(Dataset rows about figures)
>> start

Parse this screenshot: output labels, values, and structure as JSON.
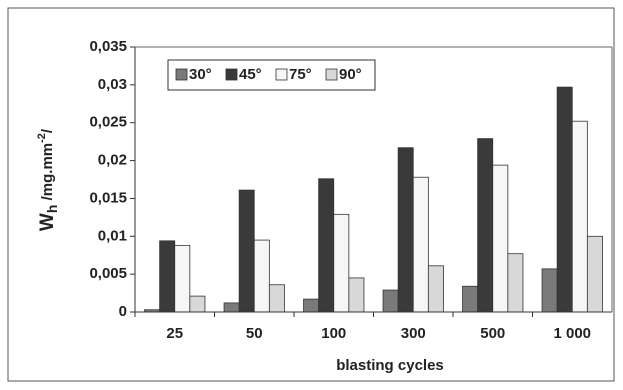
{
  "chart_data": {
    "type": "bar",
    "y_label": {
      "main": "W",
      "sub": "h",
      "unit": " /mg.mm",
      "sup": "-2",
      "end": "/"
    },
    "x_label": "blasting cycles",
    "categories": [
      "25",
      "50",
      "100",
      "300",
      "500",
      "1 000"
    ],
    "series": [
      {
        "name": "30°",
        "color": "#7a7a7a",
        "values": [
          0.0003,
          0.0012,
          0.0017,
          0.0029,
          0.0034,
          0.0057
        ]
      },
      {
        "name": "45°",
        "color": "#3a3a3a",
        "values": [
          0.0094,
          0.0161,
          0.0176,
          0.0217,
          0.0229,
          0.0297
        ]
      },
      {
        "name": "75°",
        "color": "#f6f6f6",
        "values": [
          0.0088,
          0.0095,
          0.0129,
          0.0178,
          0.0194,
          0.0252
        ]
      },
      {
        "name": "90°",
        "color": "#d8d8d8",
        "values": [
          0.0021,
          0.0036,
          0.0045,
          0.0061,
          0.0077,
          0.01
        ]
      }
    ],
    "ylim": [
      0,
      0.035
    ],
    "yticks": [
      0,
      {
        "value": 0.005,
        "label": "0,005"
      },
      {
        "value": 0.01,
        "label": "0,01"
      },
      {
        "value": 0.015,
        "label": "0,015"
      },
      {
        "value": 0.02,
        "label": "0,02"
      },
      {
        "value": 0.025,
        "label": "0,025"
      },
      {
        "value": 0.03,
        "label": "0,03"
      },
      {
        "value": 0.035,
        "label": "0,035"
      }
    ],
    "legend": "top-left"
  }
}
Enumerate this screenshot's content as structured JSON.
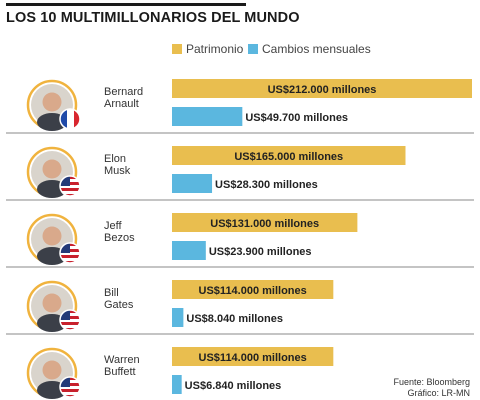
{
  "title": "LOS 10 MULTIMILLONARIOS DEL MUNDO",
  "colors": {
    "patrimonio": "#E9BE4F",
    "cambios": "#5BB7DF",
    "divider": "#888888",
    "avatar_ring": "#F0B33E"
  },
  "source_lines": [
    "Fuente: Bloomberg",
    "Gráfico: LR-MN"
  ],
  "chart_data": {
    "type": "bar",
    "orientation": "horizontal",
    "categories": [
      [
        "Bernard",
        "Arnault"
      ],
      [
        "Elon",
        "Musk"
      ],
      [
        "Jeff",
        "Bezos"
      ],
      [
        "Bill",
        "Gates"
      ],
      [
        "Warren",
        "Buffett"
      ]
    ],
    "flags": [
      "france",
      "usa",
      "usa",
      "usa",
      "usa"
    ],
    "legend": [
      "Patrimonio",
      "Cambios mensuales"
    ],
    "legend_position": "top",
    "grid": false,
    "xlim": [
      0,
      212000
    ],
    "series": [
      {
        "name": "Patrimonio",
        "values": [
          212000,
          165000,
          131000,
          114000,
          114000
        ],
        "labels": [
          "US$212.000 millones",
          "US$165.000 millones",
          "US$131.000 millones",
          "US$114.000 millones",
          "US$114.000 millones"
        ]
      },
      {
        "name": "Cambios mensuales",
        "values": [
          49700,
          28300,
          23900,
          8040,
          6840
        ],
        "labels": [
          "US$49.700 millones",
          "US$28.300 millones",
          "US$23.900 millones",
          "US$8.040 millones",
          "US$6.840 millones"
        ]
      }
    ]
  }
}
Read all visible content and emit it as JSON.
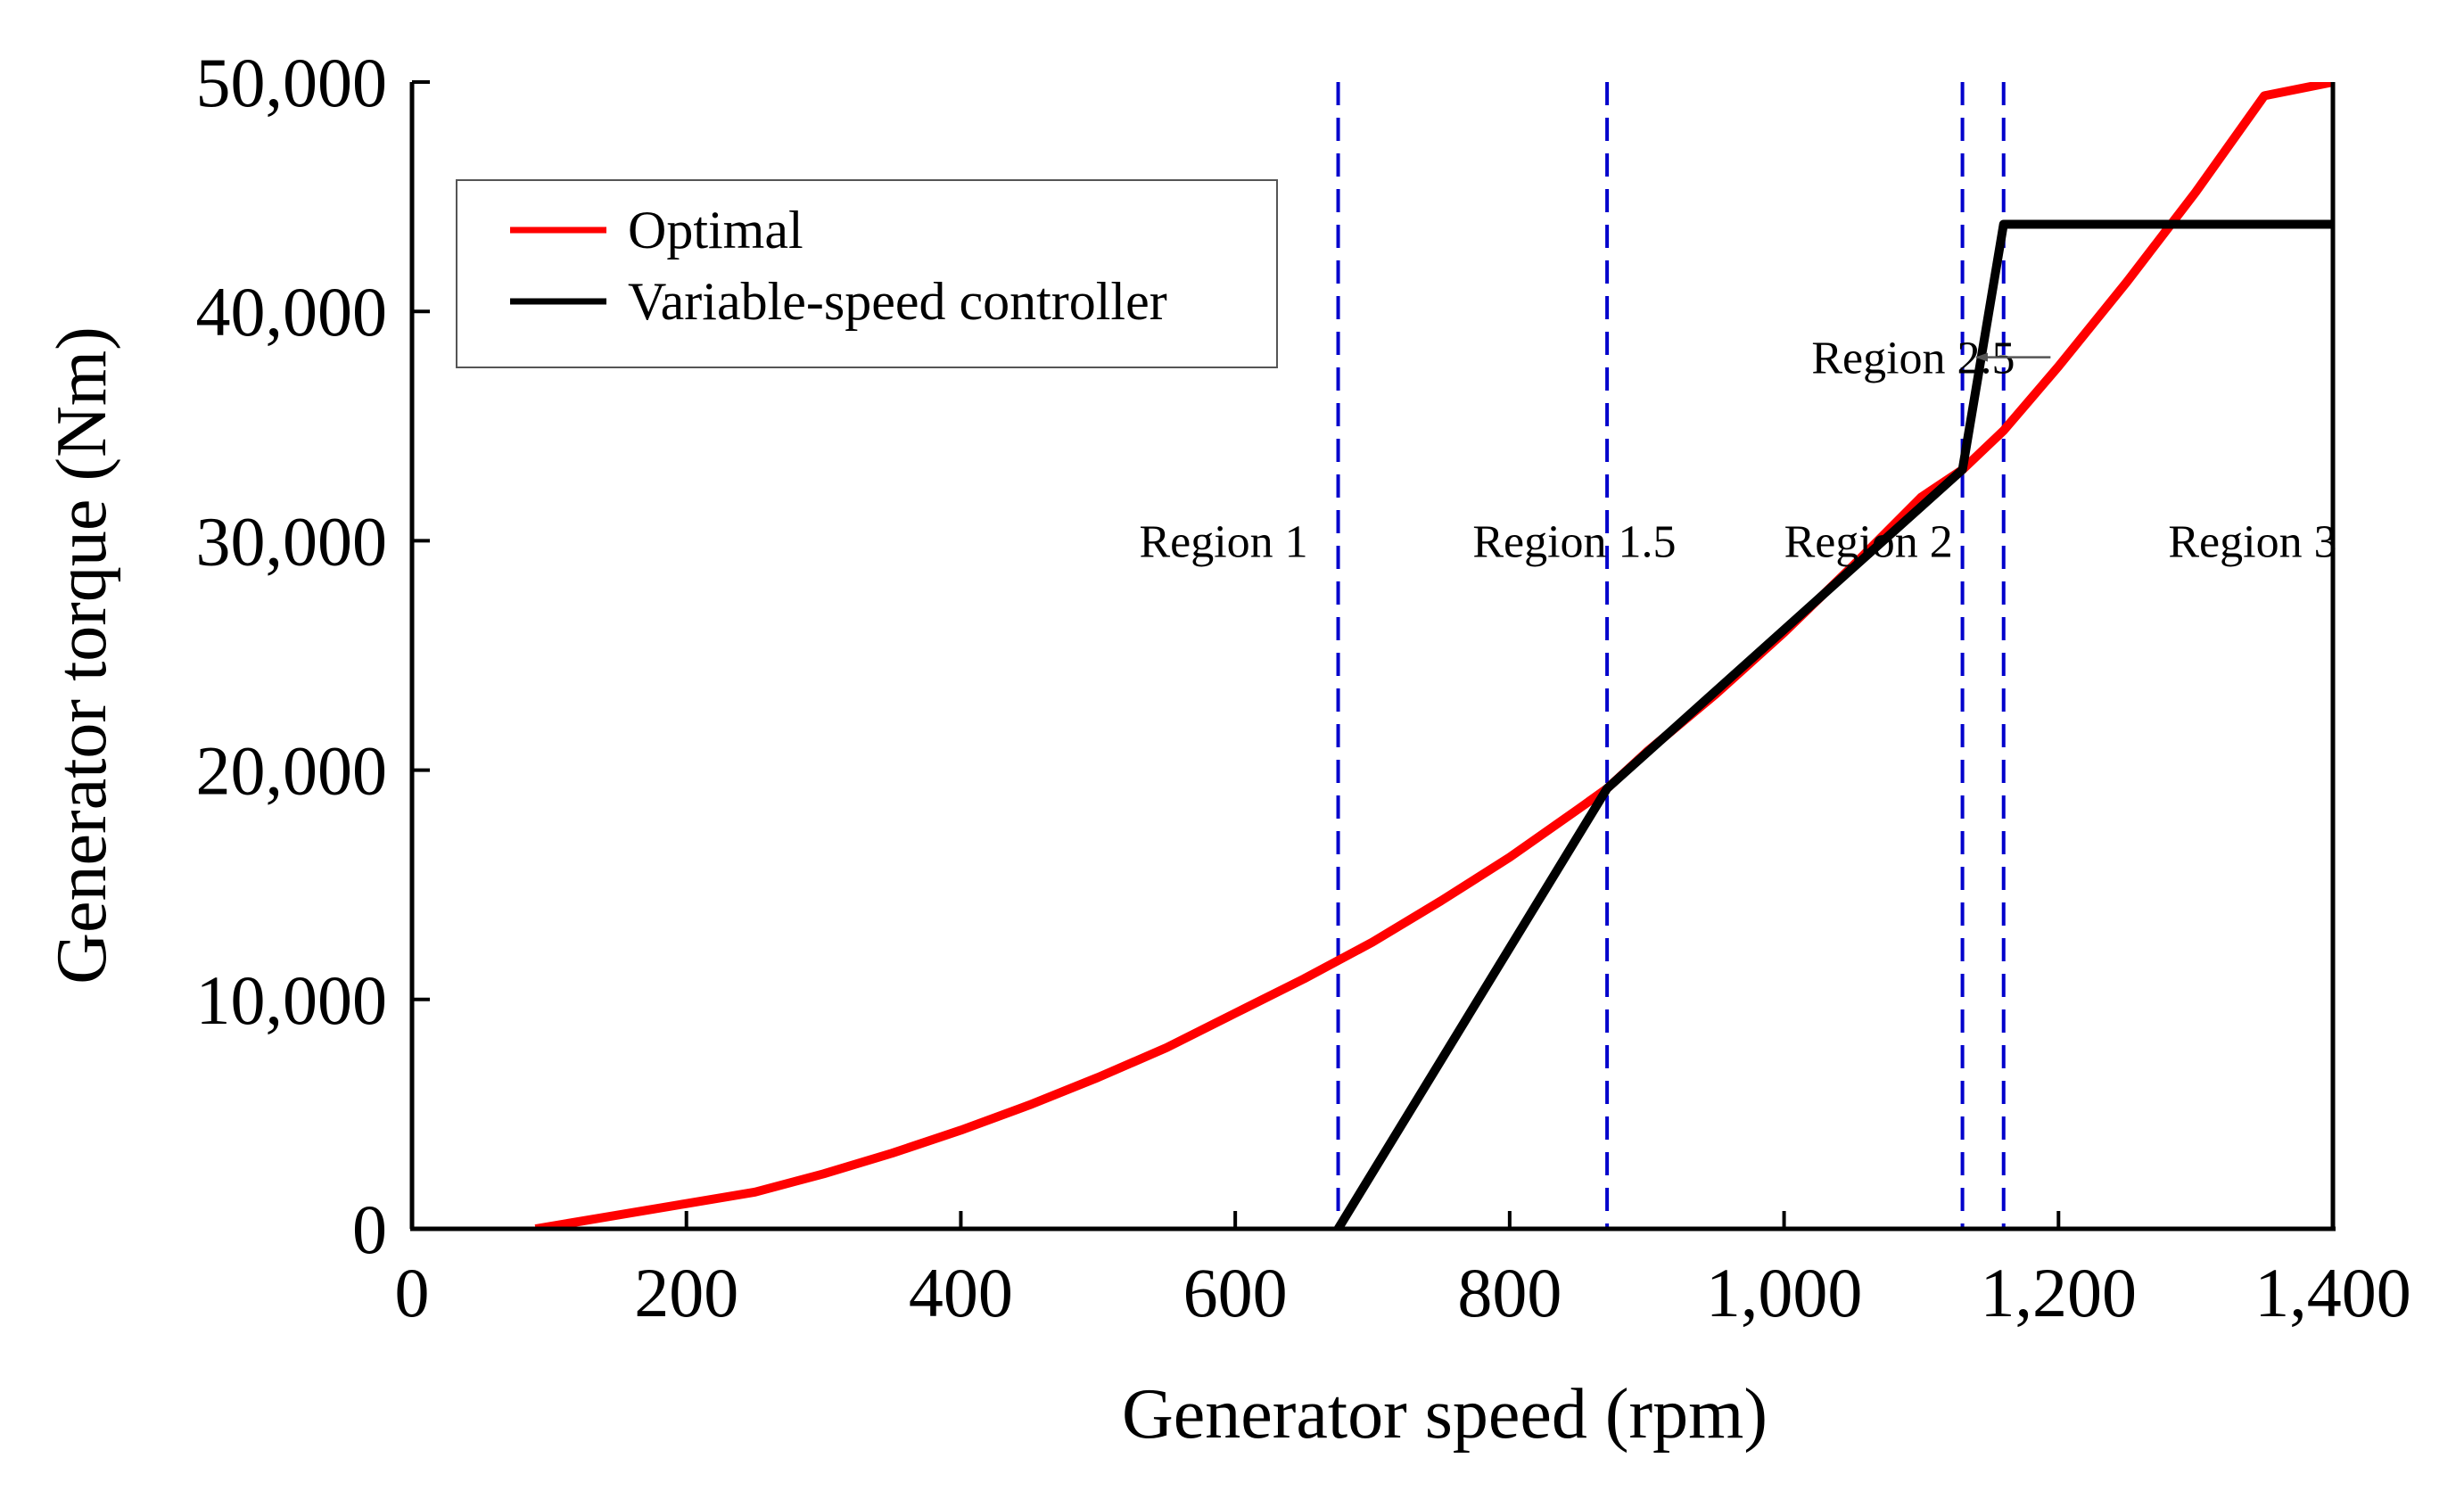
{
  "chart_data": {
    "type": "line",
    "title": "",
    "xlabel": "Generator speed (rpm)",
    "ylabel": "Generator torque (Nm)",
    "xlim": [
      0,
      1400
    ],
    "ylim": [
      0,
      50000
    ],
    "grid": false,
    "xticks": [
      {
        "value": 0,
        "label": "0"
      },
      {
        "value": 200,
        "label": "200"
      },
      {
        "value": 400,
        "label": "400"
      },
      {
        "value": 600,
        "label": "600"
      },
      {
        "value": 800,
        "label": "800"
      },
      {
        "value": 1000,
        "label": "1,000"
      },
      {
        "value": 1200,
        "label": "1,200"
      },
      {
        "value": 1400,
        "label": "1,400"
      }
    ],
    "yticks": [
      {
        "value": 0,
        "label": "0"
      },
      {
        "value": 10000,
        "label": "10,000"
      },
      {
        "value": 20000,
        "label": "20,000"
      },
      {
        "value": 30000,
        "label": "30,000"
      },
      {
        "value": 40000,
        "label": "40,000"
      },
      {
        "value": 50000,
        "label": "50,000"
      }
    ],
    "legend_position": "top-left",
    "series": [
      {
        "name": "Optimal",
        "color": "#ff0000",
        "x": [
          90,
          150,
          200,
          250,
          300,
          350,
          400,
          450,
          500,
          550,
          600,
          650,
          675,
          700,
          750,
          800,
          850,
          871,
          900,
          950,
          1000,
          1050,
          1100,
          1130,
          1160,
          1200,
          1250,
          1300,
          1350,
          1400
        ],
        "y": [
          0,
          600,
          1100,
          1600,
          2400,
          3300,
          4300,
          5400,
          6600,
          7900,
          9400,
          10900,
          11700,
          12500,
          14300,
          16200,
          18300,
          19200,
          20800,
          23300,
          26000,
          28900,
          31900,
          33100,
          34800,
          37600,
          41300,
          45200,
          49400,
          50000
        ]
      },
      {
        "name": "Variable-speed controller",
        "color": "#000000",
        "x": [
          675,
          871,
          1130,
          1160,
          1400
        ],
        "y": [
          0,
          19200,
          33100,
          43800,
          43800
        ]
      }
    ],
    "region_boundaries": [
      {
        "x": 675,
        "color": "#0000cc"
      },
      {
        "x": 871,
        "color": "#0000cc"
      },
      {
        "x": 1130,
        "color": "#0000cc"
      },
      {
        "x": 1160,
        "color": "#0000cc"
      }
    ],
    "annotations": [
      {
        "text": "Region 1",
        "x": 530,
        "y": 30000
      },
      {
        "text": "Region 1.5",
        "x": 773,
        "y": 30000
      },
      {
        "text": "Region 2",
        "x": 1000,
        "y": 30000
      },
      {
        "text": "Region 3",
        "x": 1280,
        "y": 30000
      },
      {
        "text": "Region 2.5",
        "x": 1020,
        "y": 38000,
        "arrow_to": {
          "x": 1140,
          "y": 38000
        }
      }
    ]
  }
}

>> end

**Exercise brief:**
In the material above, show every line where the word "speed" turns up.

**Reply to the task:**
    "xlabel": "Generator speed (rpm)",
        "name": "Variable-speed controller",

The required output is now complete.